[WHAT YOU ARE ASKED TO DO] Using the records provided below, locate and copy each line that contains the word "ylabel".

## Start

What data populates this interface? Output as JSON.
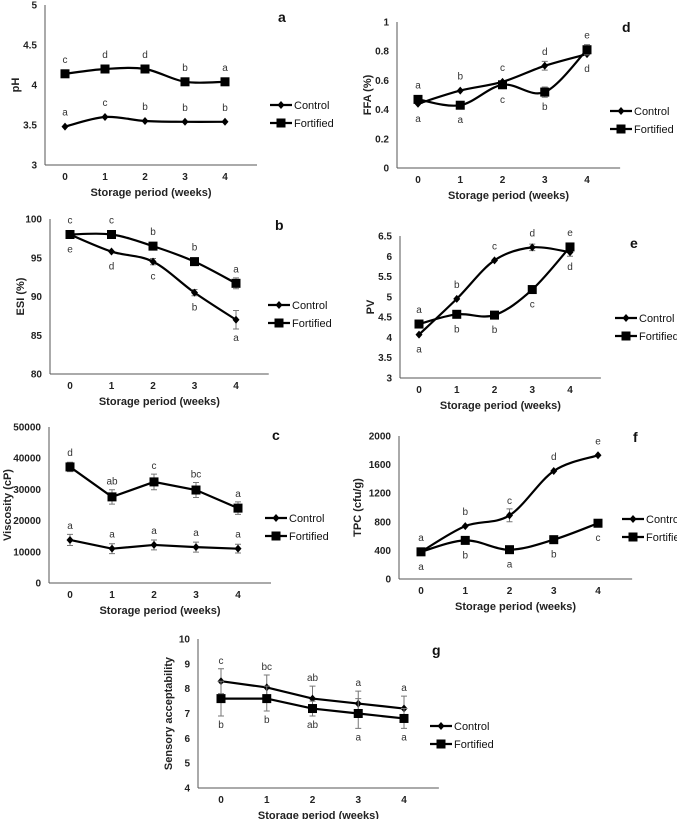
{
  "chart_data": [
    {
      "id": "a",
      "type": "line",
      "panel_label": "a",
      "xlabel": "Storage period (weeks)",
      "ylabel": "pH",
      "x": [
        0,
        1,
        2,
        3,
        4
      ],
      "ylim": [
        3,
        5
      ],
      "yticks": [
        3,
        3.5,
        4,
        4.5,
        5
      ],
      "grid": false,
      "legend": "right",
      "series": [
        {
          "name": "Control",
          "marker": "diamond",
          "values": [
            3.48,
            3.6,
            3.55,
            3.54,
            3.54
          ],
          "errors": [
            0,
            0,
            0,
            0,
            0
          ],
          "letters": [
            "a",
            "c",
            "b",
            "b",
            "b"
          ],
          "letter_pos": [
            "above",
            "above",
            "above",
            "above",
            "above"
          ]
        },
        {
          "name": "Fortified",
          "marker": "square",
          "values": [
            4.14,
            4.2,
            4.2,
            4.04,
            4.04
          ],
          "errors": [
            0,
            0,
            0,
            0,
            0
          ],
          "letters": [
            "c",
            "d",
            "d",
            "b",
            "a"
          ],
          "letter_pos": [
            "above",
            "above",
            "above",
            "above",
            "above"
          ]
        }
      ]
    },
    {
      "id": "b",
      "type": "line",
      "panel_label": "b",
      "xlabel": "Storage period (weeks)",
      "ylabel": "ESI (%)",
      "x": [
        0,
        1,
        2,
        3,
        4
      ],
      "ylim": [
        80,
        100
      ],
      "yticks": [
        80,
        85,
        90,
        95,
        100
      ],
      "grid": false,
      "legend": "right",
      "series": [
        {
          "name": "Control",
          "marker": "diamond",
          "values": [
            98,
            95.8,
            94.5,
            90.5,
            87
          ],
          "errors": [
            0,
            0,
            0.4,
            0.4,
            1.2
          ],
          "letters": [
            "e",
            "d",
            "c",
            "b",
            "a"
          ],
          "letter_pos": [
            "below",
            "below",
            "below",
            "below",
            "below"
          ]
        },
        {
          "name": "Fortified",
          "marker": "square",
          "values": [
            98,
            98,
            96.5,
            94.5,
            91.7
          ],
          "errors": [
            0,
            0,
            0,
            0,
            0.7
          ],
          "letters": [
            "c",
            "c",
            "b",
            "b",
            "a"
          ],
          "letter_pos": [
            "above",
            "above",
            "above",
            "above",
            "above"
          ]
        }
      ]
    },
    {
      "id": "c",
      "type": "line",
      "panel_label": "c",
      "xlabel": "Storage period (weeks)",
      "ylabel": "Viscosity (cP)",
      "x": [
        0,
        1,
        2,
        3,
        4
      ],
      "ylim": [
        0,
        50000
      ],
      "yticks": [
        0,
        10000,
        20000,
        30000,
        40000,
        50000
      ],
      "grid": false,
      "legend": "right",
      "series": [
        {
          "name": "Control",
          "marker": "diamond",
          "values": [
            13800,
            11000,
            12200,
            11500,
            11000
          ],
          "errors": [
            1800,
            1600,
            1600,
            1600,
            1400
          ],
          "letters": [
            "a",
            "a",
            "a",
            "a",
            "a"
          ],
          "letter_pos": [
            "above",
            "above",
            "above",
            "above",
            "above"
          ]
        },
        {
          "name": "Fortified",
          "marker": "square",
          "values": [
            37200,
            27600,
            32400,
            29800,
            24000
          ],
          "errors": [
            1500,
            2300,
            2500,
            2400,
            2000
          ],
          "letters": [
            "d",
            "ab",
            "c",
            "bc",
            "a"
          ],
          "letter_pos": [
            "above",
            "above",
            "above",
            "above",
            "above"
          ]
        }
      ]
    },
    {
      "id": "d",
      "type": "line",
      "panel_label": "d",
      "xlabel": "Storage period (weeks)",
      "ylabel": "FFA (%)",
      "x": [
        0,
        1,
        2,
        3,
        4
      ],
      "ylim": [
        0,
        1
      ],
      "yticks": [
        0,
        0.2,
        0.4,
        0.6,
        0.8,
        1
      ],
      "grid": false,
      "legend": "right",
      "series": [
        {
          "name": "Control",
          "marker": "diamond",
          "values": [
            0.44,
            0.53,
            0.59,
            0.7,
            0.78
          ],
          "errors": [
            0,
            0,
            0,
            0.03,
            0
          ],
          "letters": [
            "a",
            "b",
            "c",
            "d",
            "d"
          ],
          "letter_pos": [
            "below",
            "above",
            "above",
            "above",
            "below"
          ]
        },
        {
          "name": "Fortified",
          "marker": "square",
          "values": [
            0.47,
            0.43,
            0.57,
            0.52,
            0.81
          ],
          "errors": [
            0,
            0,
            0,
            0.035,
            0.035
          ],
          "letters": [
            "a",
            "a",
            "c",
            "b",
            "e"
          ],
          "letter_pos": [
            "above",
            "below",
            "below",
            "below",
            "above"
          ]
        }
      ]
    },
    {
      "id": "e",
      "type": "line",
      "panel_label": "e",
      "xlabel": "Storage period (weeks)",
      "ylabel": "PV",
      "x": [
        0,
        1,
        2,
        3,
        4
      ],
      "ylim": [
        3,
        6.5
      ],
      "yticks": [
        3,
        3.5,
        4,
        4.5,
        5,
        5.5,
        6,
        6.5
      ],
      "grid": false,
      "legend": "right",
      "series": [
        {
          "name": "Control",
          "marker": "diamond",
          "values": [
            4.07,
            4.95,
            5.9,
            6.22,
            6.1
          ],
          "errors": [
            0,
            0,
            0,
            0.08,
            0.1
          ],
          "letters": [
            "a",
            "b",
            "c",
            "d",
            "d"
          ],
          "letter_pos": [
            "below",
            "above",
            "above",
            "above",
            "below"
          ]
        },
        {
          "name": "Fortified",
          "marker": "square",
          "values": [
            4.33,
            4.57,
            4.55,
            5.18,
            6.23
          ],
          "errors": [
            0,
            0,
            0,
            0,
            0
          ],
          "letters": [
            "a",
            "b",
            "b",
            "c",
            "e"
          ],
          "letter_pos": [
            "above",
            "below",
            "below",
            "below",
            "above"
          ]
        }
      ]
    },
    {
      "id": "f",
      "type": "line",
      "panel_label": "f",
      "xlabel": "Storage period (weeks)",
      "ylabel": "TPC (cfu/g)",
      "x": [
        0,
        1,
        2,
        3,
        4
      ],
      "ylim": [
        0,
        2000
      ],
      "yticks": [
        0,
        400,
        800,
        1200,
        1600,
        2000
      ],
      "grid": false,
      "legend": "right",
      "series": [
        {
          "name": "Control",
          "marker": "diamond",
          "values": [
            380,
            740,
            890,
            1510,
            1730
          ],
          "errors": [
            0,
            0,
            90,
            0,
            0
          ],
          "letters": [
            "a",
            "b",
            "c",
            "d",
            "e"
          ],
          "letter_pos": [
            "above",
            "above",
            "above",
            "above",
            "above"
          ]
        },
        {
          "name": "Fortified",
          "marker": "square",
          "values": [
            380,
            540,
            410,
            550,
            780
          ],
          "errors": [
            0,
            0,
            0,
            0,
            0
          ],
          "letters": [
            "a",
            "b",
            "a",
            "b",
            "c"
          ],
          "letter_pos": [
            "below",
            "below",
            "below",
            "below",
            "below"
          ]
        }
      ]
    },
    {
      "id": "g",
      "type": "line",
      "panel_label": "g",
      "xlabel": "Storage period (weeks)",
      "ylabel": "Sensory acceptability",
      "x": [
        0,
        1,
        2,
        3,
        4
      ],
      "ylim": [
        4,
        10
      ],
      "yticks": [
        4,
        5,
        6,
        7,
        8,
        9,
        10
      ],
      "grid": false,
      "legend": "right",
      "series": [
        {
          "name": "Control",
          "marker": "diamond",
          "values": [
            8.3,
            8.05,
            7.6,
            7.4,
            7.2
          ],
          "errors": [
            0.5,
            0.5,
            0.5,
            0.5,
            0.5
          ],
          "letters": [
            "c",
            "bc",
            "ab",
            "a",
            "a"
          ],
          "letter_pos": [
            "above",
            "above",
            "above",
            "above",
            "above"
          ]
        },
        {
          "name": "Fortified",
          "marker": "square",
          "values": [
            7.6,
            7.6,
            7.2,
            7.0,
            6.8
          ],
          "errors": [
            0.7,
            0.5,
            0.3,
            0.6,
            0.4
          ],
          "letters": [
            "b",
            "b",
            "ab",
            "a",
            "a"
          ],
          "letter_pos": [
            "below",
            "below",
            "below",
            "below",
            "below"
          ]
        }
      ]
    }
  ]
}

## End

[ANSWER TO THIS EXERCISE]
      "ylabel": "pH",
      "ylabel": "ESI (%)",
      "ylabel": "Viscosity (cP)",
      "ylabel": "FFA (%)",
      "ylabel": "PV",
      "ylabel": "TPC (cfu/g)",
      "ylabel": "Sensory acceptability",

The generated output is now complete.